::: Provided records :::
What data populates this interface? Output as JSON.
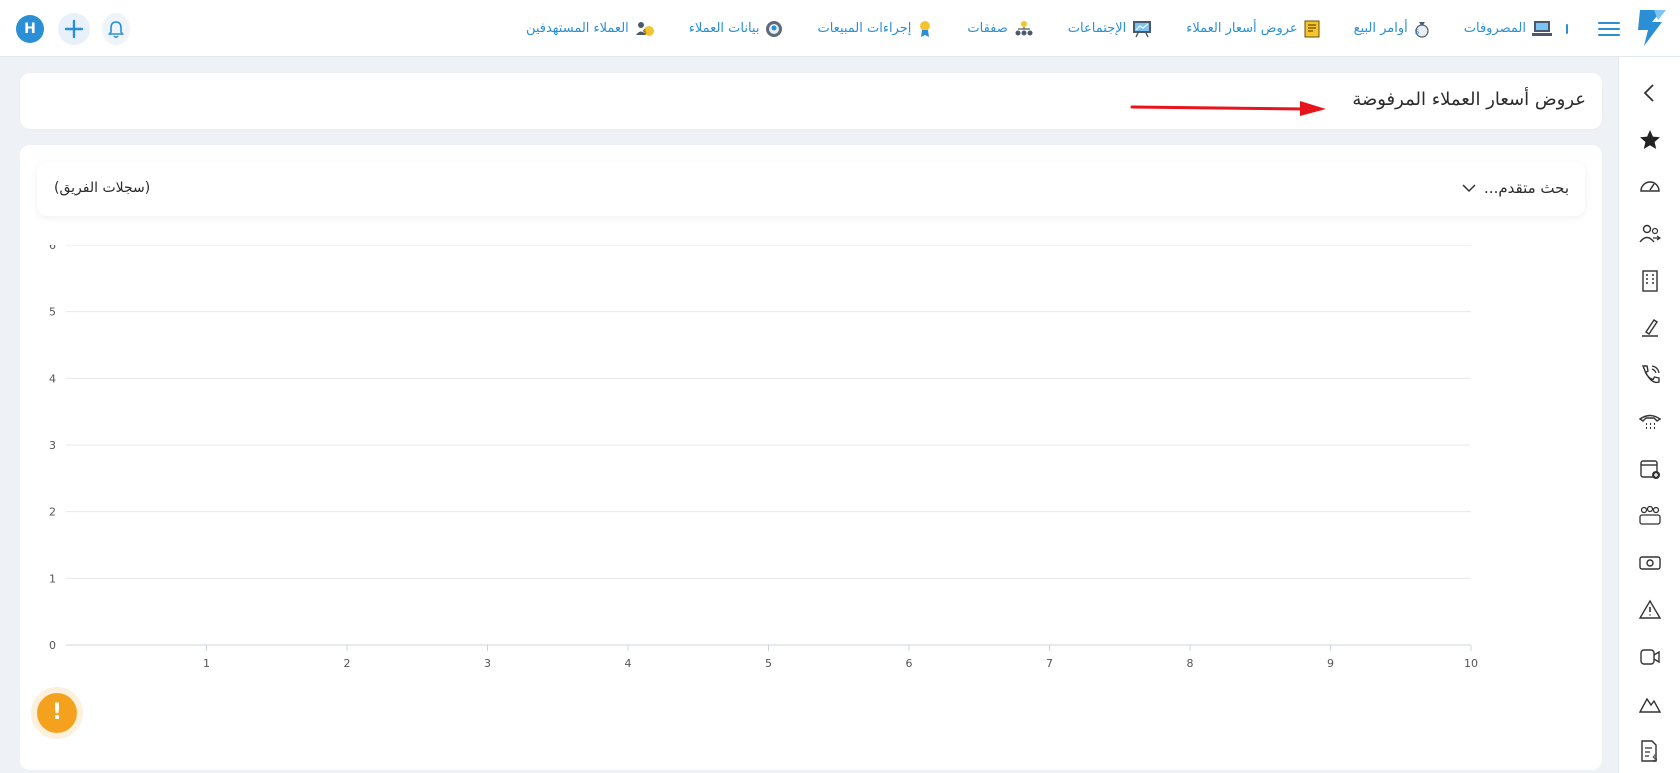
{
  "header": {
    "avatar_initial": "H",
    "nav_items": [
      {
        "label": "العملاء المستهدفين",
        "icon": "target-customers-icon"
      },
      {
        "label": "بيانات العملاء",
        "icon": "customer-data-icon"
      },
      {
        "label": "إجراءات المبيعات",
        "icon": "sales-actions-icon"
      },
      {
        "label": "صفقات",
        "icon": "deals-icon"
      },
      {
        "label": "الإجتماعات",
        "icon": "meetings-icon"
      },
      {
        "label": "عروض أسعار العملاء",
        "icon": "quotes-icon"
      },
      {
        "label": "أوامر البيع",
        "icon": "sales-orders-icon"
      },
      {
        "label": "المصروفات",
        "icon": "expenses-icon"
      }
    ]
  },
  "page": {
    "title": "عروض أسعار العملاء المرفوضة"
  },
  "filter": {
    "advanced_search": "بحث متقدم...",
    "team_records": "(سجلات الفريق)"
  },
  "colors": {
    "accent": "#2b8fd6",
    "arrow": "#e8141c",
    "fab": "#f4a21e"
  },
  "chart_data": {
    "type": "line",
    "x_ticks": [
      "1",
      "2",
      "3",
      "4",
      "5",
      "6",
      "7",
      "8",
      "9",
      "10"
    ],
    "y_ticks": [
      "0",
      "1",
      "2",
      "3",
      "4",
      "5",
      "6"
    ],
    "xlim": [
      0,
      10
    ],
    "ylim": [
      0,
      6
    ],
    "series": [],
    "grid": true
  }
}
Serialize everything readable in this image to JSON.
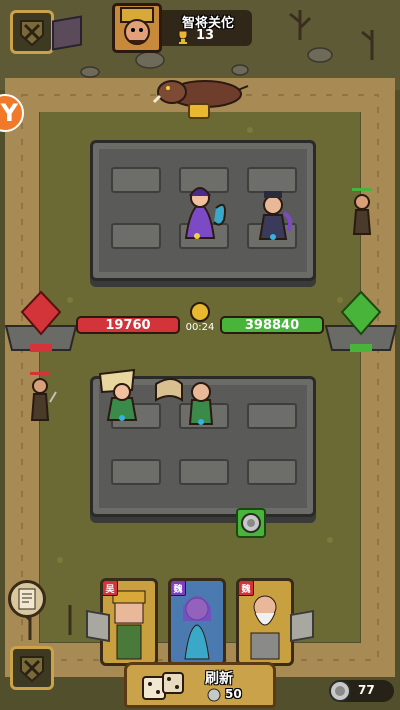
{
  "header": {
    "opponent_name": "智将关佗",
    "trophy_count": "13"
  },
  "battle": {
    "enemy_hp": "19760",
    "player_hp": "398840",
    "timer": "00:24",
    "colors": {
      "enemy": "#d3343a",
      "player": "#49b43a",
      "path": "#a88a55"
    }
  },
  "cards": [
    {
      "faction_label": "吴",
      "faction_color": "#d3343a"
    },
    {
      "faction_label": "魏",
      "faction_color": "#7b3fc4"
    },
    {
      "faction_label": "魏",
      "faction_color": "#d3343a"
    }
  ],
  "refresh": {
    "label": "刷新",
    "cost": "50"
  },
  "currency": {
    "amount": "77"
  },
  "icons": [
    "shield-swords-icon",
    "trophy-icon",
    "coin-icon",
    "dice-icon",
    "scroll-icon",
    "gem-icon",
    "clock-icon",
    "chest-icon"
  ]
}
:::
Prompt
Write out the material above again, word for word, minus its pictures.

Task result
What data populates this interface? Output as JSON.
{
  "header": {
    "avatar_initial": "H",
    "nav_items": [
      {
        "label": "العملاء المستهدفين",
        "icon": "target-customers-icon"
      },
      {
        "label": "بيانات العملاء",
        "icon": "customer-data-icon"
      },
      {
        "label": "إجراءات المبيعات",
        "icon": "sales-actions-icon"
      },
      {
        "label": "صفقات",
        "icon": "deals-icon"
      },
      {
        "label": "الإجتماعات",
        "icon": "meetings-icon"
      },
      {
        "label": "عروض أسعار العملاء",
        "icon": "quotes-icon"
      },
      {
        "label": "أوامر البيع",
        "icon": "sales-orders-icon"
      },
      {
        "label": "المصروفات",
        "icon": "expenses-icon"
      }
    ]
  },
  "page": {
    "title": "عروض أسعار العملاء المرفوضة"
  },
  "filter": {
    "advanced_search": "بحث متقدم...",
    "team_records": "(سجلات الفريق)"
  },
  "colors": {
    "accent": "#2b8fd6",
    "arrow": "#e8141c",
    "fab": "#f4a21e"
  },
  "chart_data": {
    "type": "line",
    "x_ticks": [
      "1",
      "2",
      "3",
      "4",
      "5",
      "6",
      "7",
      "8",
      "9",
      "10"
    ],
    "y_ticks": [
      "0",
      "1",
      "2",
      "3",
      "4",
      "5",
      "6"
    ],
    "xlim": [
      0,
      10
    ],
    "ylim": [
      0,
      6
    ],
    "series": [],
    "grid": true
  }
}
Serialize everything readable in this image to JSON.
{
  "header": {
    "opponent_name": "智将关佗",
    "trophy_count": "13"
  },
  "battle": {
    "enemy_hp": "19760",
    "player_hp": "398840",
    "timer": "00:24",
    "colors": {
      "enemy": "#d3343a",
      "player": "#49b43a",
      "path": "#a88a55"
    }
  },
  "cards": [
    {
      "faction_label": "吴",
      "faction_color": "#d3343a"
    },
    {
      "faction_label": "魏",
      "faction_color": "#7b3fc4"
    },
    {
      "faction_label": "魏",
      "faction_color": "#d3343a"
    }
  ],
  "refresh": {
    "label": "刷新",
    "cost": "50"
  },
  "currency": {
    "amount": "77"
  },
  "icons": [
    "shield-swords-icon",
    "trophy-icon",
    "coin-icon",
    "dice-icon",
    "scroll-icon",
    "gem-icon",
    "clock-icon",
    "chest-icon"
  ]
}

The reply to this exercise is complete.